- 抜粋本文
▼

ア パーソン オブ ザ イヤー
ホウ徳、関羽、于禁。その絵は既に三体であった――
突然ですが、まだ三か月を残した現時点で、今年の顔は于禁に決まりました。
遥かいにしえの人物なのだから、なぜか今年の方から于禁に寄って来たと言うべきかもしれないが、それはさておき、こうなると知っていれば年号には彼にちなんで安遠か文則を私は推していただろう。
その”寄ってきた”とする事例を紹介したい。
警官に取り押さえられ「出頭するから」と叫ぶ男。
既に于禁は包囲後の降伏は無意味だと示している。
モーレツな新人と比べられて肩身が狭いという嘆き。
既に晩年の于禁も同じ目にあっていた。
魏の曹操の墓に飾られた于禁を恥ずかしめるために描かれた絵。
芸術も于禁だ。
かつて魏の五将軍と称えられた于禁。規律違反を裁く権限を与えられ、兵卒に疎まれつつも周囲からは確かな信頼を集めていた于禁。
そんな評価がある出来事でいれかわる。
今、巷で話題の天気。そう、それこそが彼の転機だった。
219年、蜀の関羽が魏領南に位置する樊城に攻め込んできた。魏の曹操は于禁に七軍を預け救援に向かわせる。
私めには七軍の総数が、その全容が分からない。またこの戦の子細を断言することも出来ない。以下憶測を多分に含むことをご容赦いただきたい。
守備を固める城内では、新参で蜀軍に身内と旧君が居るホウ徳の寝返りを警戒して戦列から外そうとする動きがあった。
猛将関羽が攻めて来たという不安。誰が裏切っても敗戦必至というの状況の中、場内は疑心暗鬼に陥った。そこで目をつけられたのがホウ徳だ。
対するホウ徳は己の棺桶を用意させてまでの不退転の覚悟を見せる。昔気質のおしかけ終身雇用。結局ホウ徳は居残った。

▲

- データ抜粋
▼

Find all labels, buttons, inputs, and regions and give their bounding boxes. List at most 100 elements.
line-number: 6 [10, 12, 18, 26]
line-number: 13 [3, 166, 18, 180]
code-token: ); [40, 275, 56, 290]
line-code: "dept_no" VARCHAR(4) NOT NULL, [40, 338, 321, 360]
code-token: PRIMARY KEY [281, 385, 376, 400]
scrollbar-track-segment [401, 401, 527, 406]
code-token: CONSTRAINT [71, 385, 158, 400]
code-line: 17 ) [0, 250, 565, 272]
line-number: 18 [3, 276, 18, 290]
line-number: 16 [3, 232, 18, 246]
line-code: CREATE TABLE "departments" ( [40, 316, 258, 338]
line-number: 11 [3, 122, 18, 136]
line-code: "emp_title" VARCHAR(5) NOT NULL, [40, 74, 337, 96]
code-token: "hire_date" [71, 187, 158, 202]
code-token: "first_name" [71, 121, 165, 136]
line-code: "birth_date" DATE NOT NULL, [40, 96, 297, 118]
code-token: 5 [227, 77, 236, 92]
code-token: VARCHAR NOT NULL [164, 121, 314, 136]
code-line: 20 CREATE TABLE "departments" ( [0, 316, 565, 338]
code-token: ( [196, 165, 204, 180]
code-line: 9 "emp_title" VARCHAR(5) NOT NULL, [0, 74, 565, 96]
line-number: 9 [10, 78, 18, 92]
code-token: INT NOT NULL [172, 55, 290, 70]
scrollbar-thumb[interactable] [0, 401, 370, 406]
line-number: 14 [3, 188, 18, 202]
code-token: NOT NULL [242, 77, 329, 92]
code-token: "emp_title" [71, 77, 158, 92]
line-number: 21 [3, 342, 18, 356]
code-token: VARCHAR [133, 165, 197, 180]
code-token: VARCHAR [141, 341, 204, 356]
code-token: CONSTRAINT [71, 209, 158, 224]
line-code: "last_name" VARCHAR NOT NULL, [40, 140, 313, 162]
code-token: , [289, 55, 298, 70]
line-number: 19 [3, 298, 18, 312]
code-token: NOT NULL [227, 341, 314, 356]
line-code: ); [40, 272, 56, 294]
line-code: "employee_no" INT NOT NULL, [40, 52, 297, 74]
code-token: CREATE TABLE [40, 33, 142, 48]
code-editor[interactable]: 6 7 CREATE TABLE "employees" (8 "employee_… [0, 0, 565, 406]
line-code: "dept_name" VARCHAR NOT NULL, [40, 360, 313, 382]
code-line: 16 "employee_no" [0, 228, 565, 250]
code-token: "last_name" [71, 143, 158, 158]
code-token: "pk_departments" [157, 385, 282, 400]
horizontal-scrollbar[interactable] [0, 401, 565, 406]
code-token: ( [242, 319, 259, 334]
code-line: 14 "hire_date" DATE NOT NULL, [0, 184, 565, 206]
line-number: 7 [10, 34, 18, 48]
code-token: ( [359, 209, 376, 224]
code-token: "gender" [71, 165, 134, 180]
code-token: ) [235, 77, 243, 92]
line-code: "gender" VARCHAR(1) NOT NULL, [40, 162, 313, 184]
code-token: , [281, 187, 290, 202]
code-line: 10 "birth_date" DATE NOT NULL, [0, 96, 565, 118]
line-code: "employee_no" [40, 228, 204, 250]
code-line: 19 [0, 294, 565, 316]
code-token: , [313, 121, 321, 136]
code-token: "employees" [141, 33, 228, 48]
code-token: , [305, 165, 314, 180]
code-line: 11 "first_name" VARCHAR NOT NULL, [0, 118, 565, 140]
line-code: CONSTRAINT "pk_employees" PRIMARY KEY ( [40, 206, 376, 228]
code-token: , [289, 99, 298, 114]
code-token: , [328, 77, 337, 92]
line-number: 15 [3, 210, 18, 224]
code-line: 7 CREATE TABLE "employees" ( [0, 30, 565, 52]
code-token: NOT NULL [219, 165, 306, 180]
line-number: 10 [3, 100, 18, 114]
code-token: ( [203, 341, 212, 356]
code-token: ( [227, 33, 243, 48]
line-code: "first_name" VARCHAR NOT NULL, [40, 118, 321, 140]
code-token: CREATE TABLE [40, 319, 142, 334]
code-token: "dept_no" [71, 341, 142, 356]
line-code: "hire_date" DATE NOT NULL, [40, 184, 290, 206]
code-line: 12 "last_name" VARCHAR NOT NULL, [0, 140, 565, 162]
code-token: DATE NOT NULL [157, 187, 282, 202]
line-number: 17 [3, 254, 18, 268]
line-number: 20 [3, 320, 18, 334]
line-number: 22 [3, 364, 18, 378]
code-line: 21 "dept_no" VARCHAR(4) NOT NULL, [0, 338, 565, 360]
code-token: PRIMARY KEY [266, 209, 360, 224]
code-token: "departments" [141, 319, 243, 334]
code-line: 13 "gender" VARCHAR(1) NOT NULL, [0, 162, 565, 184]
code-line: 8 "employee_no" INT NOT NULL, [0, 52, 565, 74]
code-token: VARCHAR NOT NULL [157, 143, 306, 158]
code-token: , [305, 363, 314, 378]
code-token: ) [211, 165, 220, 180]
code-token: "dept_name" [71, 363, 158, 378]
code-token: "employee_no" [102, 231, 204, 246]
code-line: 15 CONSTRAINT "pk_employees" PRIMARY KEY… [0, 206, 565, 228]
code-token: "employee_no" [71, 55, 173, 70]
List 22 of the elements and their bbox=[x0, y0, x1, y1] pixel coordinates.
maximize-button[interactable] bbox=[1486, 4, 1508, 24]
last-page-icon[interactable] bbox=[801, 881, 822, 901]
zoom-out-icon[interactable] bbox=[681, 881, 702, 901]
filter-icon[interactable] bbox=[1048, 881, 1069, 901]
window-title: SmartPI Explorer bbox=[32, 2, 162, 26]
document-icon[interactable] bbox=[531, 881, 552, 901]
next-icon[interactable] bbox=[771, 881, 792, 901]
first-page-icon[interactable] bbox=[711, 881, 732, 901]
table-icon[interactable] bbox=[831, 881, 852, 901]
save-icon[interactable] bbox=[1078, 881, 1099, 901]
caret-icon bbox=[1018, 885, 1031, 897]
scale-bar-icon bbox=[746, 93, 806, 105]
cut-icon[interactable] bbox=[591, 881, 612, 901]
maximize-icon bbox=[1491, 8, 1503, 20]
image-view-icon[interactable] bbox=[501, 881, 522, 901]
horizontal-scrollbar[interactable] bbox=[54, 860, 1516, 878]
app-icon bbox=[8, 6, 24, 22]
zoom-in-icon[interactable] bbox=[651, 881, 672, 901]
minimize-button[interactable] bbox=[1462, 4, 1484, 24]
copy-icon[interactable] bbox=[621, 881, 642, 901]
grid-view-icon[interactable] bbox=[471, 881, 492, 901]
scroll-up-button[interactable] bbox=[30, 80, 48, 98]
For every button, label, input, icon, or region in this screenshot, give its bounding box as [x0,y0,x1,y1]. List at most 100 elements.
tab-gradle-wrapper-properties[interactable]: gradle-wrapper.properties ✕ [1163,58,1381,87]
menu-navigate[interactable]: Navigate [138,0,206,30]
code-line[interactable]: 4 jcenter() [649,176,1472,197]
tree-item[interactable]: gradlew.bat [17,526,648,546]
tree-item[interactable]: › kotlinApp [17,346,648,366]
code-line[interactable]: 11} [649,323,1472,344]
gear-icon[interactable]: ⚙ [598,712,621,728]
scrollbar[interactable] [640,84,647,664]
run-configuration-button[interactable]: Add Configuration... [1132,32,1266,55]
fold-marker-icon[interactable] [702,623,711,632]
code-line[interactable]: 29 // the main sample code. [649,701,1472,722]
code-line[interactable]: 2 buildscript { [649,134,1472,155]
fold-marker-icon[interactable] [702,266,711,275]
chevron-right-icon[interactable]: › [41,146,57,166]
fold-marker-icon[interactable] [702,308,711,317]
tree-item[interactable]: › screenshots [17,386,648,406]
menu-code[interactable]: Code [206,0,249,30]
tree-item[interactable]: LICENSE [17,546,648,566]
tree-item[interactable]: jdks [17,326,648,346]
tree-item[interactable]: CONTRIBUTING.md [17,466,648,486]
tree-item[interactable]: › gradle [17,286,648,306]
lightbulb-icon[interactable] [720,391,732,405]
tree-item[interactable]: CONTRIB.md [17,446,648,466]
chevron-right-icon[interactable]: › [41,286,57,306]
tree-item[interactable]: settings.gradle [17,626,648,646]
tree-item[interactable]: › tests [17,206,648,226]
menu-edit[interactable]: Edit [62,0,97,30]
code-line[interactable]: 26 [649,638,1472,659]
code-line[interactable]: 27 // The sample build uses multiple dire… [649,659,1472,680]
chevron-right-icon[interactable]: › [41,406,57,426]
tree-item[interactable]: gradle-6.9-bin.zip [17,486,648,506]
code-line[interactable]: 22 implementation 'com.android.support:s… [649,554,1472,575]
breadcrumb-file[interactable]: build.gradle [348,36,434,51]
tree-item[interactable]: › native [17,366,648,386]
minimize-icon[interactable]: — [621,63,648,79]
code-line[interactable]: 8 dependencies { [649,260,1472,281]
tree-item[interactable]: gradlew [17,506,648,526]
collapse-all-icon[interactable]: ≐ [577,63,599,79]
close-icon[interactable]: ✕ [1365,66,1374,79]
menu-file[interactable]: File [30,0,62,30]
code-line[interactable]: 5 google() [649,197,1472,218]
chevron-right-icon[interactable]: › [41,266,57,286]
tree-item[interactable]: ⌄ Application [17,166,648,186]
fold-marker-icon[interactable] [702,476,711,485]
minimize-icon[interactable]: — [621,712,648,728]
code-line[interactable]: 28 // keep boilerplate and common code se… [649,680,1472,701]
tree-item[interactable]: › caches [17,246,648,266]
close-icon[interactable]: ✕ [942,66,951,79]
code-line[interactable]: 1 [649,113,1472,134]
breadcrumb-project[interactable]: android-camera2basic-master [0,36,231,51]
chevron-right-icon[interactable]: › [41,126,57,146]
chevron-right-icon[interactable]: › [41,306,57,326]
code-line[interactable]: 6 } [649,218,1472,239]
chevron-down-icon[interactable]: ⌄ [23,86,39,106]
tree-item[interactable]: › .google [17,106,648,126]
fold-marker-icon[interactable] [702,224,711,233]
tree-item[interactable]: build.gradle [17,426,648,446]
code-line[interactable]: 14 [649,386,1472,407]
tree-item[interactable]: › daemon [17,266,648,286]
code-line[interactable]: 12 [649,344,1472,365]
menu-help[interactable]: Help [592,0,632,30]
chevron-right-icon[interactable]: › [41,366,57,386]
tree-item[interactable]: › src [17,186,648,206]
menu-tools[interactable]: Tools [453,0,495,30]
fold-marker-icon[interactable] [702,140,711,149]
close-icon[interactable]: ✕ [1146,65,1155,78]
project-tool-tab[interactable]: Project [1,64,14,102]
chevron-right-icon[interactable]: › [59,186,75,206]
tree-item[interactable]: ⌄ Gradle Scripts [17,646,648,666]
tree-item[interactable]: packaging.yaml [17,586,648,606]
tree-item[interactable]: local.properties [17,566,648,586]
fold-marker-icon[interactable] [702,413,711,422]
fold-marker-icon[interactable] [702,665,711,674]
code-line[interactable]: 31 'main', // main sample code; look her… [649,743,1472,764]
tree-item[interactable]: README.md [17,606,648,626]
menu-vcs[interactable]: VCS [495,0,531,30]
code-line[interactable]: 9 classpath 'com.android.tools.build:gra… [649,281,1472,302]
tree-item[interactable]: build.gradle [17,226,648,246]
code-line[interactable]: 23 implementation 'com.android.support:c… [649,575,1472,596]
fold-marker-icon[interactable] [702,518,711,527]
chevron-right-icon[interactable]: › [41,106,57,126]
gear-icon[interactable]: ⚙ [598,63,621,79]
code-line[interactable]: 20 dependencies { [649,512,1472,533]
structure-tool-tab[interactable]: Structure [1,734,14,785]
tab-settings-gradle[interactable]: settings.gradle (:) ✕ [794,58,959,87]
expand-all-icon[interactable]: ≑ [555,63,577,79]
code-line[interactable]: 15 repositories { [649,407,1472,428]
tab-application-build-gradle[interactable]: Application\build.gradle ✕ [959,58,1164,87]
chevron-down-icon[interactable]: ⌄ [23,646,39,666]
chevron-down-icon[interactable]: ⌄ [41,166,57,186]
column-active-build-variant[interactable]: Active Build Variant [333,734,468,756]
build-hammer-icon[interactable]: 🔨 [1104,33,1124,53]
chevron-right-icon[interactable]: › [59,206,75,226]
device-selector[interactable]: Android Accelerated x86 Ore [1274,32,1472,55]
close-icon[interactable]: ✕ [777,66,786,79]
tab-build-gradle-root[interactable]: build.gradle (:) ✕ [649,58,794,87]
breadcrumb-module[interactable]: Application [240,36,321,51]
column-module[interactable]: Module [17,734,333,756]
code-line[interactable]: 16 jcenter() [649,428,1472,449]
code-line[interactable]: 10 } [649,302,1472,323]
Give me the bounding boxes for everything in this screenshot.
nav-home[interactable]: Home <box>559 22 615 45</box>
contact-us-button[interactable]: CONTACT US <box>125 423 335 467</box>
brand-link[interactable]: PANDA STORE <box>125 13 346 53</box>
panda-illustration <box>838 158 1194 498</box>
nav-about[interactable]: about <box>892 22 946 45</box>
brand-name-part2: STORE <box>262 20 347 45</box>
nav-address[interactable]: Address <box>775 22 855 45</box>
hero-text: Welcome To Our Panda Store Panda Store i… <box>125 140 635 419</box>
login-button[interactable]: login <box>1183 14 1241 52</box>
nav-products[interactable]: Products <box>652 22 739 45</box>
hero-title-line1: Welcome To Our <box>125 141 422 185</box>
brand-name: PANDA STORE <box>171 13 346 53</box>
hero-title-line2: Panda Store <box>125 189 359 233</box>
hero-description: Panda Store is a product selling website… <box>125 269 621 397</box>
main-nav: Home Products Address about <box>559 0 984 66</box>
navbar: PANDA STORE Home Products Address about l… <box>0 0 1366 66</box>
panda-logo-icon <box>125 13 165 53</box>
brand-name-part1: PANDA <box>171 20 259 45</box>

▲

- 課題一覧
A) 于禁についての文章のうち、「警官に取り押さえられ「出頭するから」と叫ぶ男。」から始まり「七軍を預け救援に向かわせる。」で終わる部分を書き写してください。
B) 于禁についての文章で、城内の者たちがホウ徳を戦列から外そうとしたのはなぜですか。一〜三文で答えてください。
C) 于禁についての文章を、最後の文の後から書き継いでください。
エントリは参照しなくてかまいません。

- 解答一覧
A)
警官に取り押さえられ「出頭するから」と叫ぶ男。
既に于禁は包囲後の降伏は無意味だと示している。
モーレツな新人と比べられて肩身が狭いという嘆き。
既に晩年の于禁も同じ目にあっていた。
魏の曹操の墓に飾られた于禁を恥ずかしめるために描かれた絵。
芸術も于禁だ。
かつて魏の五将軍と称えられた于禁。規律違反を裁く権限を与えられ、兵卒に疎まれつつも周囲からは確かな信頼を集めていた于禁。
そんな評価がある出来事でいれかわる。
今、巷で話題の天気。そう、それこそが彼の転機だった。
219年、蜀の関羽が魏領南に位置する樊城に攻め込んできた。魏の曹操は于禁に七軍を預け救援に向かわせる。

B) 猛将関羽の侵攻で城内が疑心暗鬼に陥っていました。その中で、ホウ徳は新参であるうえ蜀軍に身内と旧君がいたため、寝返りを警戒されたからです。

C)
まずはホウ徳が城を出て布陣する。恐らくは完全な疑惑払拭とはならず、関羽を迎え撃つとは思えぬほどの寡兵だったのではなかろうか。
後刻、于禁の急行軍がぼちぼち到着し始める。敵は未着だった。
于禁は城から孤立した友軍の旗を見た。はたしてホウ徳であった。寡兵であることさえ于禁の読み通りであった。
ときになぜか関羽には敵味方の垣根を越え、人々を惹きつける底知れぬ魅力があった。例外もいるが、猛将の類いにはそれが特に顕著だ。まったく面倒な話である。
そしてホウ徳はまぎれもない猛将であった。しかし于禁はそういった男こそ戦場では、窮地であればある程裏切らないと、または増兵をこれ幸いに卑怯な真似はしないと知っていた。
しかし兵を貸さなかった。城内がホウ徳を疑うのだから、勝手に七軍を割いて援護してはその方針に齟齬が生じる。于禁は七軍に、ホウ徳軍への編入禁止を厳命した。
そこには于禁なりの考えが、この戦を経て魏軍の団結をより強固なものにするという目論見があった。
まずは初戦だ。関羽と刃を交えれば、城内はホウ徳の武勇に沸き立ち、増援或いは何かしらの動きがあるはずだ。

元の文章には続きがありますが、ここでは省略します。